Given instruction: Find and copy each line of the records where the string "screenshot" shows up.

Excerpt from a dataset:
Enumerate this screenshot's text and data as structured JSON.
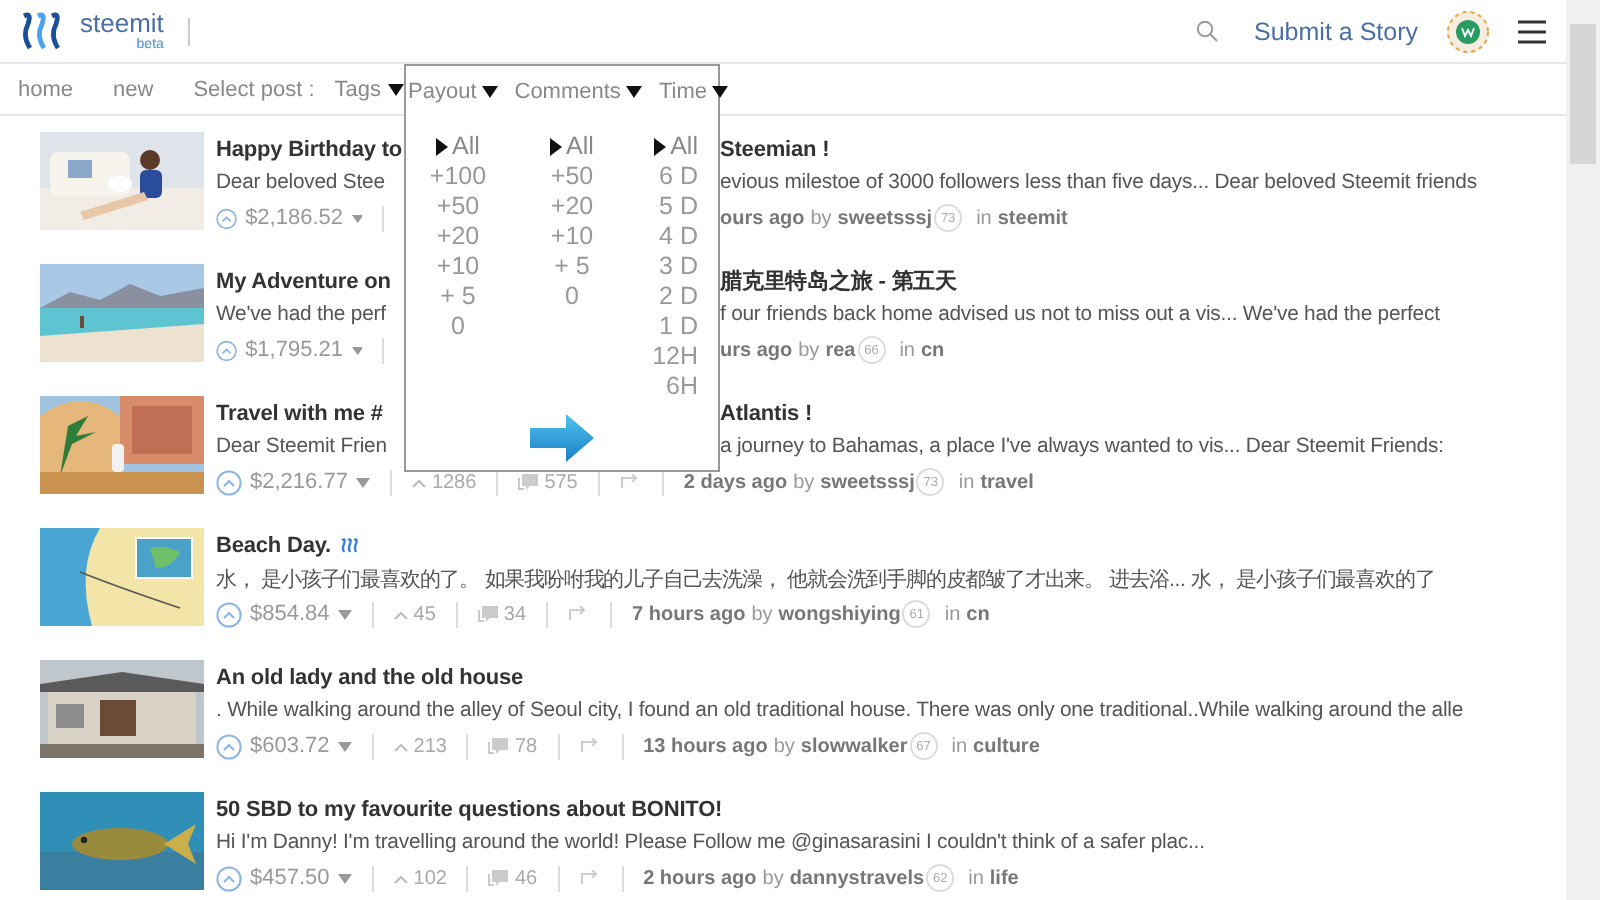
{
  "header": {
    "brand": "steemit",
    "brand_tag": "beta",
    "submit": "Submit a Story"
  },
  "nav": {
    "items": [
      "home",
      "new"
    ],
    "select_label": "Select post :",
    "tags": "Tags"
  },
  "filters": [
    {
      "label": "Payout",
      "options": [
        {
          "label": "All",
          "selected": true
        },
        {
          "label": "+100",
          "selected": false
        },
        {
          "label": "+50",
          "selected": false
        },
        {
          "label": "+20",
          "selected": false
        },
        {
          "label": "+10",
          "selected": false
        },
        {
          "label": "+ 5",
          "selected": false
        },
        {
          "label": "0",
          "selected": false
        }
      ]
    },
    {
      "label": "Comments",
      "options": [
        {
          "label": "All",
          "selected": true
        },
        {
          "label": "+50",
          "selected": false
        },
        {
          "label": "+20",
          "selected": false
        },
        {
          "label": "+10",
          "selected": false
        },
        {
          "label": "+ 5",
          "selected": false
        },
        {
          "label": "0",
          "selected": false
        }
      ]
    },
    {
      "label": "Time",
      "options": [
        {
          "label": "All",
          "selected": true
        },
        {
          "label": "6 D",
          "selected": false
        },
        {
          "label": "5 D",
          "selected": false
        },
        {
          "label": "4 D",
          "selected": false
        },
        {
          "label": "3 D",
          "selected": false
        },
        {
          "label": "2 D",
          "selected": false
        },
        {
          "label": "1 D",
          "selected": false
        },
        {
          "label": "12H",
          "selected": false
        },
        {
          "label": "6H",
          "selected": false
        }
      ]
    }
  ],
  "posts": [
    {
      "title": [
        "Happy Birthday to",
        "Steemian !"
      ],
      "excerpt": [
        "Dear beloved Stee",
        "evious milestoe of 3000 followers less than five days... Dear beloved Steemit friends"
      ],
      "payout": "$2,186.52",
      "time": "ours ago",
      "by": "by",
      "author": "sweetsssj",
      "reputation": "73",
      "in": "in",
      "tag": "steemit",
      "steemit_mark": false
    },
    {
      "title": [
        "My Adventure on",
        "腊克里特岛之旅 - 第五天"
      ],
      "excerpt": [
        "We've had the perf",
        "f our friends back home advised us not to miss out a vis... We've had the perfect"
      ],
      "payout": "$1,795.21",
      "time": "urs ago",
      "by": "by",
      "author": "rea",
      "reputation": "66",
      "in": "in",
      "tag": "cn",
      "steemit_mark": false
    },
    {
      "title": [
        "Travel with me #",
        "Atlantis !"
      ],
      "excerpt": [
        "Dear Steemit Frien",
        "a journey to Bahamas, a place I've always wanted to vis... Dear Steemit Friends:"
      ],
      "payout": "$2,216.77",
      "votes": "1286",
      "comments": "575",
      "time": "2 days ago",
      "by": "by",
      "author": "sweetsssj",
      "reputation": "73",
      "in": "in",
      "tag": "travel",
      "steemit_mark": false
    },
    {
      "title": "Beach Day.",
      "excerpt": "水， 是小孩子们最喜欢的了。 如果我吩咐我的儿子自己去洗澡， 他就会洗到手脚的皮都皱了才出来。 进去浴... 水， 是小孩子们最喜欢的了",
      "payout": "$854.84",
      "votes": "45",
      "comments": "34",
      "time": "7 hours ago",
      "by": "by",
      "author": "wongshiying",
      "reputation": "61",
      "in": "in",
      "tag": "cn",
      "steemit_mark": true
    },
    {
      "title": "An old lady and the old house",
      "excerpt": ". While walking around the alley of Seoul city, I found an old traditional house. There was only one traditional..While walking around the alle",
      "payout": "$603.72",
      "votes": "213",
      "comments": "78",
      "time": "13 hours ago",
      "by": "by",
      "author": "slowwalker",
      "reputation": "67",
      "in": "in",
      "tag": "culture",
      "steemit_mark": false
    },
    {
      "title": "50 SBD to my favourite questions about BONITO!",
      "excerpt": "Hi I'm Danny! I'm travelling around the world! Please Follow me @ginasarasini I couldn't think of a safer plac...",
      "payout": "$457.50",
      "votes": "102",
      "comments": "46",
      "time": "2 hours ago",
      "by": "by",
      "author": "dannystravels",
      "reputation": "62",
      "in": "in",
      "tag": "life",
      "steemit_mark": false
    }
  ]
}
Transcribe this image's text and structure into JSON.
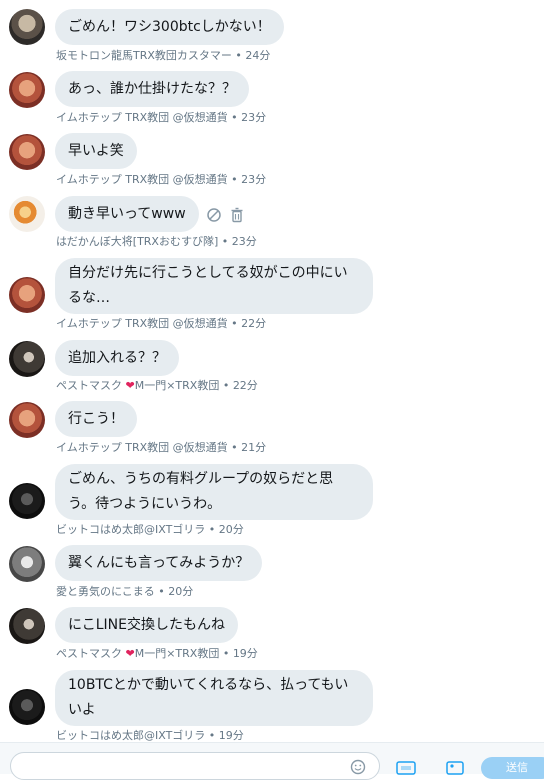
{
  "messages": [
    {
      "text": "ごめん！ワシ300btcしかない！",
      "author": "坂モトロン龍馬TRX教団カスタマー",
      "time": "24分",
      "avatar": "avatar-samurai"
    },
    {
      "text": "あっ、誰か仕掛けたな？？",
      "author": "イムホテップ TRX教団 @仮想通貨",
      "time": "23分",
      "avatar": "avatar-imhotep"
    },
    {
      "text": "早いよ笑",
      "author": "イムホテップ TRX教団 @仮想通貨",
      "time": "23分",
      "avatar": "avatar-imhotep"
    },
    {
      "text": "動き早いってwww",
      "author": "はだかんぼ大将[TRXおむすび隊]",
      "time": "23分",
      "avatar": "avatar-hadaka"
    },
    {
      "text_line1": "自分だけ先に行こうとしてる奴がこの中にい",
      "text_line2": "るな…",
      "author": "イムホテップ TRX教団 @仮想通貨",
      "time": "22分",
      "avatar": "avatar-imhotep"
    },
    {
      "text": "追加入れる？？",
      "author_prefix": "ペストマスク",
      "author_suffix": "M一門×TRX教団",
      "time": "22分",
      "avatar": "avatar-mask"
    },
    {
      "text": "行こう！",
      "author": "イムホテップ TRX教団 @仮想通貨",
      "time": "21分",
      "avatar": "avatar-imhotep"
    },
    {
      "text_line1": "ごめん、うちの有料グループの奴らだと思",
      "text_line2": "う。待つようにいうわ。",
      "author": "ビットコはめ太郎@IXTゴリラ",
      "time": "20分",
      "avatar": "avatar-bitko"
    },
    {
      "text": "翼くんにも言ってみようか？",
      "author": "愛と勇気のにこまる",
      "time": "20分",
      "avatar": "avatar-kokoru"
    },
    {
      "text": "にこLINE交換したもんね",
      "author_prefix": "ペストマスク",
      "author_suffix": "M一門×TRX教団",
      "time": "19分",
      "avatar": "avatar-mask"
    },
    {
      "text_line1": "10BTCとかで動いてくれるなら、払ってもい",
      "text_line2": "いよ",
      "author": "ビットコはめ太郎@IXTゴリラ",
      "time": "19分",
      "avatar": "avatar-bitko"
    }
  ],
  "separator": " • ",
  "composer": {
    "send_label": "送信"
  },
  "colors": {
    "bubble": "#e6ecf0",
    "meta": "#657786",
    "send": "#9ad0f5",
    "heart": "#e0245e"
  },
  "icons": [
    "block-icon",
    "trash-icon",
    "gif-icon",
    "image-icon",
    "emoji-icon",
    "heart-icon"
  ]
}
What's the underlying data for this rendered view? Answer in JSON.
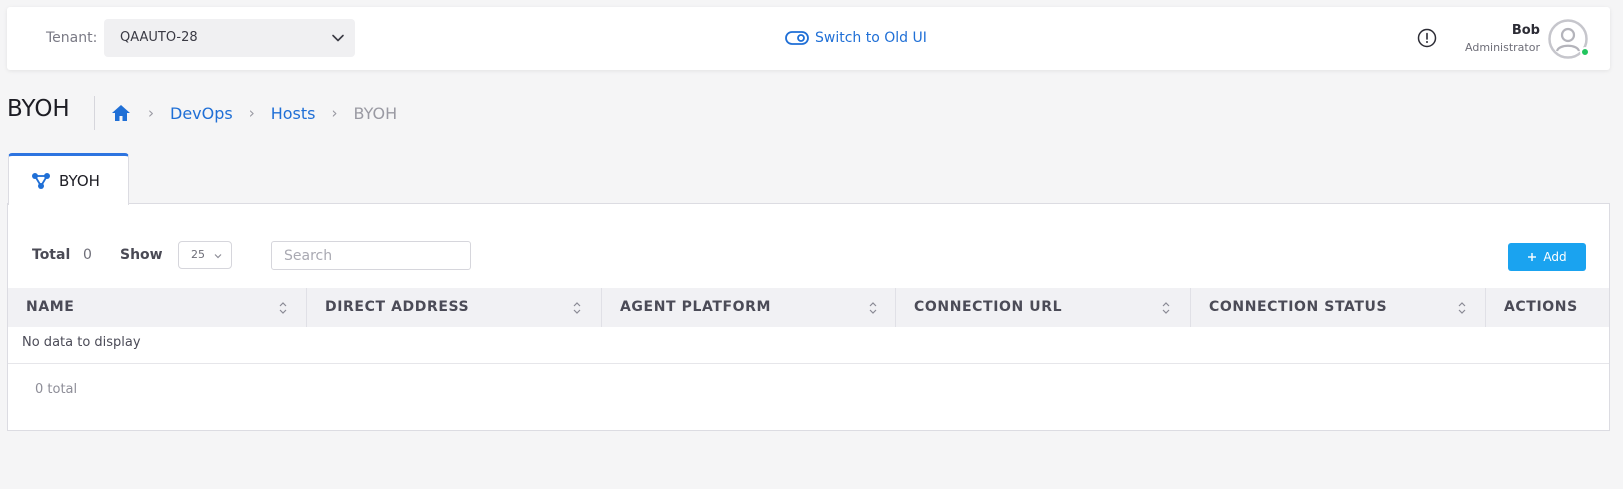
{
  "header": {
    "tenant_label": "Tenant:",
    "tenant_value": "QAAUTO-28",
    "switch_ui_label": "Switch to Old UI",
    "user_name": "Bob",
    "user_role": "Administrator"
  },
  "page": {
    "title": "BYOH",
    "breadcrumb": [
      "DevOps",
      "Hosts",
      "BYOH"
    ]
  },
  "tabs": [
    {
      "label": "BYOH",
      "active": true
    }
  ],
  "toolbar": {
    "total_label": "Total",
    "total_value": "0",
    "show_label": "Show",
    "show_value": "25",
    "search_placeholder": "Search",
    "add_label": "Add"
  },
  "table": {
    "columns": [
      "NAME",
      "DIRECT ADDRESS",
      "AGENT PLATFORM",
      "CONNECTION URL",
      "CONNECTION STATUS",
      "ACTIONS"
    ],
    "empty_message": "No data to display",
    "footer_total": "0 total"
  },
  "colors": {
    "accent": "#1f6fd6",
    "add_button": "#1aa3f0",
    "online_status": "#22c55e"
  },
  "icons": {
    "tenant_chevron": "chevron-down-icon",
    "switch_ui": "toggle-icon",
    "alert": "alert-circle-icon",
    "avatar": "user-avatar-icon",
    "home": "home-icon",
    "tab": "nodes-icon",
    "sort": "sort-icon",
    "add": "plus-icon"
  }
}
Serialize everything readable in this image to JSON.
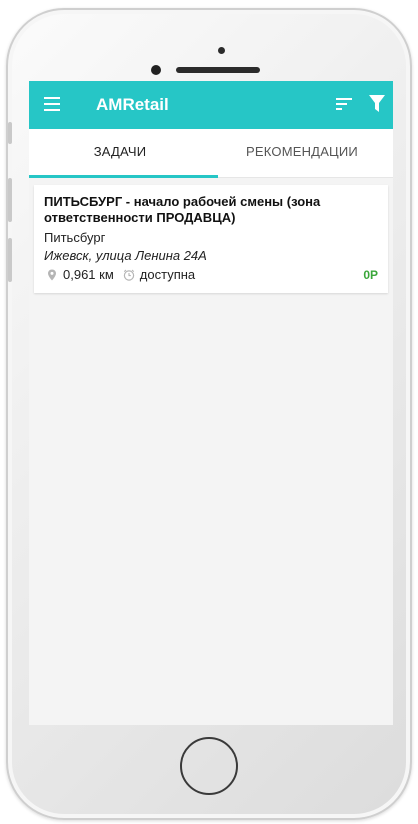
{
  "app": {
    "title": "AMRetail"
  },
  "toolbar": {
    "icons": [
      "menu-icon",
      "sort-icon",
      "filter-icon"
    ]
  },
  "tabs": [
    {
      "label": "ЗАДАЧИ",
      "active": true
    },
    {
      "label": "РЕКОМЕНДАЦИИ",
      "active": false
    }
  ],
  "tasks": [
    {
      "title": "ПИТЬСБУРГ - начало рабочей смены (зона ответственности ПРОДАВЦА)",
      "city": "Питьсбург",
      "address": "Ижевск, улица Ленина 24А",
      "distance": "0,961 км",
      "status": "доступна",
      "score": "0Р"
    }
  ],
  "colors": {
    "accent": "#26c6c6",
    "score": "#3aa63a",
    "background": "#f4f4f4"
  }
}
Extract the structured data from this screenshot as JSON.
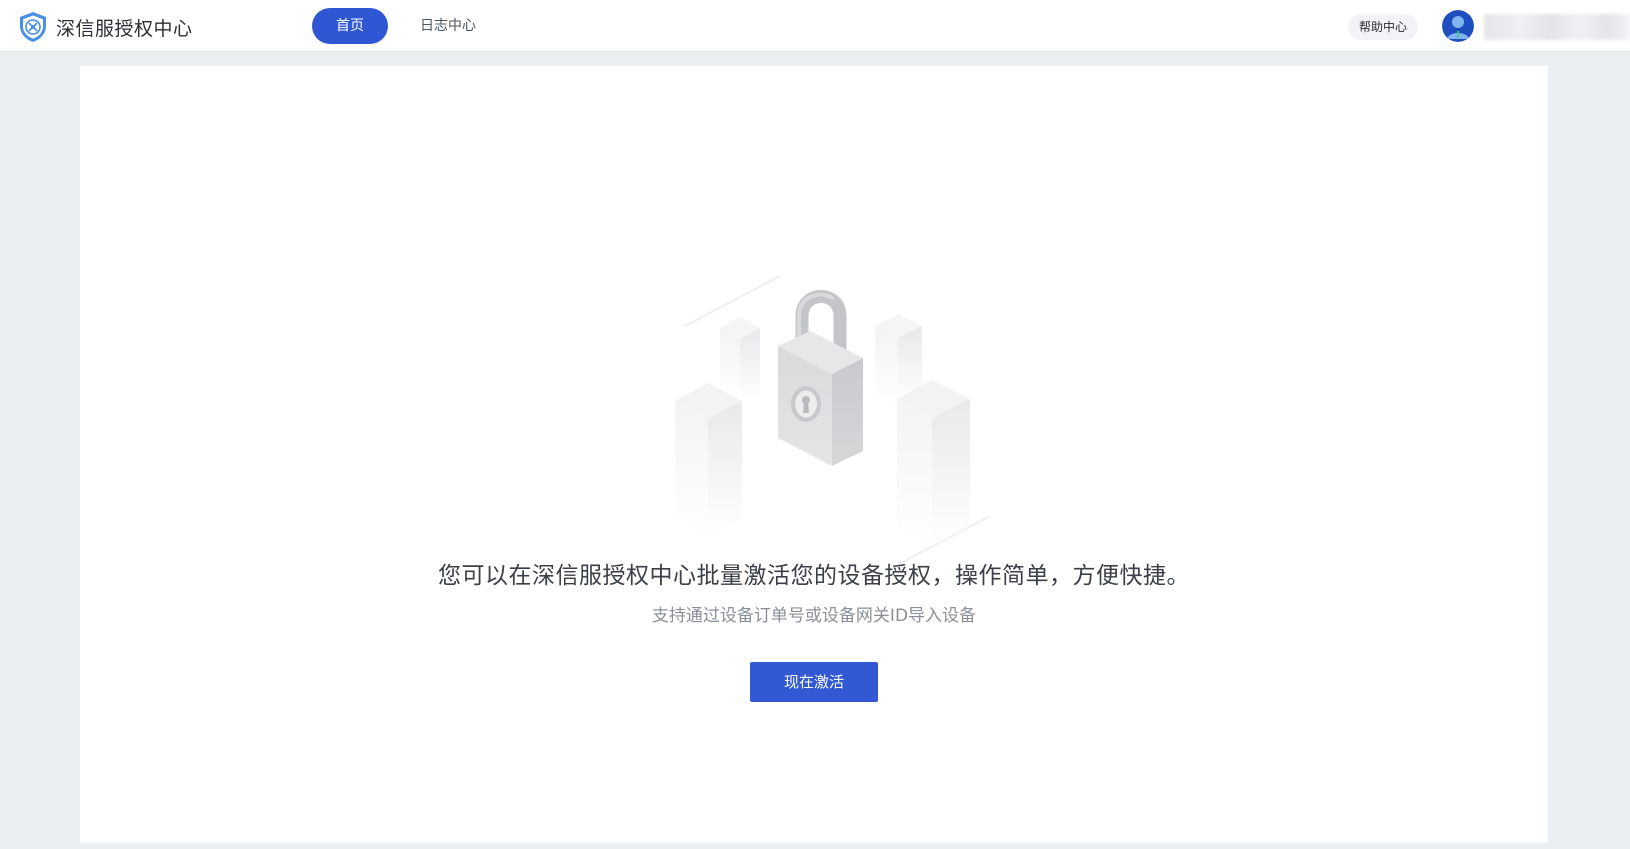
{
  "header": {
    "brand_title": "深信服授权中心",
    "nav_tabs": [
      {
        "label": "首页",
        "active": true
      },
      {
        "label": "日志中心",
        "active": false
      }
    ],
    "help_label": "帮助中心",
    "user_name": "",
    "icons": {
      "logo": "shield-logo-icon",
      "avatar": "user-avatar-icon"
    }
  },
  "main": {
    "headline": "您可以在深信服授权中心批量激活您的设备授权，操作简单，方便快捷。",
    "subline": "支持通过设备订单号或设备网关ID导入设备",
    "activate_label": "现在激活",
    "illustration": "padlock-isometric-illustration"
  },
  "colors": {
    "accent": "#2f57d4",
    "button": "#3358d4",
    "page_bg": "#ebeef2",
    "card_bg": "#ffffff"
  }
}
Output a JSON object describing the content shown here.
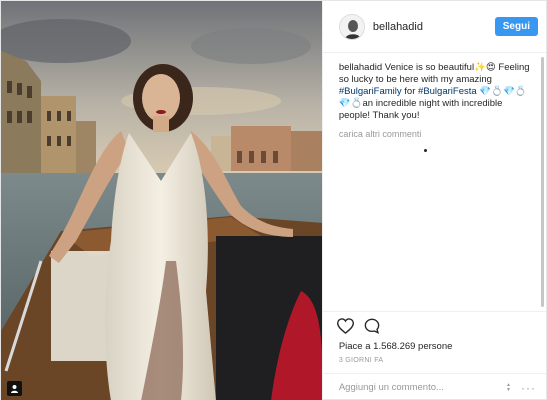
{
  "post": {
    "username": "bellahadid",
    "follow_label": "Segui",
    "caption": {
      "user": "bellahadid",
      "text_1": " Venice is so beautiful",
      "emoji_1": "✨😍",
      "text_2": " Feeling so lucky to be here with my amazing ",
      "tag_1": "#BulgariFamily",
      "text_3": " for ",
      "tag_2": "#BulgariFesta",
      "emoji_2": "💎💍💎💍💎💍",
      "text_4": "an incredible night with incredible people! Thank you!"
    },
    "load_more": "carica altri commenti",
    "likes_text": "Piace a 1.568.269 persone",
    "timestamp": "3 GIORNI FA",
    "comment_placeholder": "Aggiungi un commento...",
    "more_options": "···"
  },
  "colors": {
    "follow_bg": "#3897f0",
    "hashtag": "#003569",
    "muted": "#999999"
  },
  "icons": {
    "like": "heart-outline-icon",
    "comment": "speech-bubble-icon",
    "photo_badge": "user-tag-icon",
    "options": "ellipsis-icon"
  }
}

Result of the task:
Enumerate this screenshot's text and data as structured JSON.
Extract the structured data from this screenshot as JSON.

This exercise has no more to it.